PROBLEM DETAILS: Your task is to copy the listing exactly. Drop any pictures from the copy.

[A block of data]
(begin)
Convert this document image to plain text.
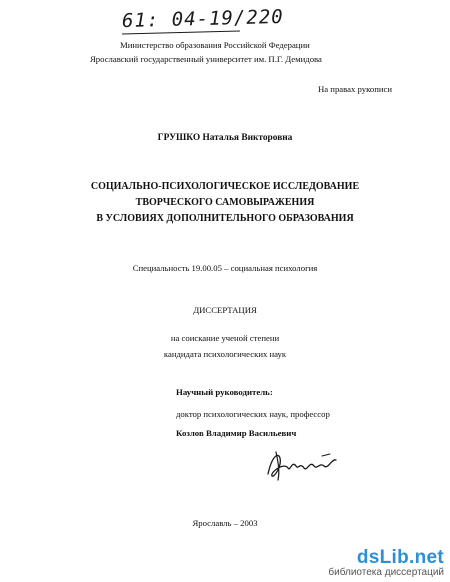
61: 04-19/220
Министерство образования Российской Федерации
Ярославский государственный университет им. П.Г. Демидова
На правах рукописи
ГРУШКО Наталья Викторовна
СОЦИАЛЬНО-ПСИХОЛОГИЧЕСКОЕ ИССЛЕДОВАНИЕ
ТВОРЧЕСКОГО САМОВЫРАЖЕНИЯ
В УСЛОВИЯХ ДОПОЛНИТЕЛЬНОГО ОБРАЗОВАНИЯ
Специальность 19.00.05 – социальная психология
ДИССЕРТАЦИЯ
на соискание ученой степени
кандидата психологических наук
Научный руководитель:
доктор психологических наук, профессор
Козлов Владимир Васильевич
Ярославль – 2003
dsLib.net
библиотека диссертаций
(end)
OUTPUT:
Convert this document image to plain text.
61: 04-19/220
Министерство образования Российской Федерации
Ярославский государственный университет им. П.Г. Демидова
На правах рукописи
ГРУШКО Наталья Викторовна
СОЦИАЛЬНО-ПСИХОЛОГИЧЕСКОЕ ИССЛЕДОВАНИЕ
ТВОРЧЕСКОГО САМОВЫРАЖЕНИЯ
В УСЛОВИЯХ ДОПОЛНИТЕЛЬНОГО ОБРАЗОВАНИЯ
Специальность 19.00.05 – социальная психология
ДИССЕРТАЦИЯ
на соискание ученой степени
кандидата психологических наук
Научный руководитель:
доктор психологических наук, профессор
Козлов Владимир Васильевич
Ярославль – 2003
dsLib.net
библиотека диссертаций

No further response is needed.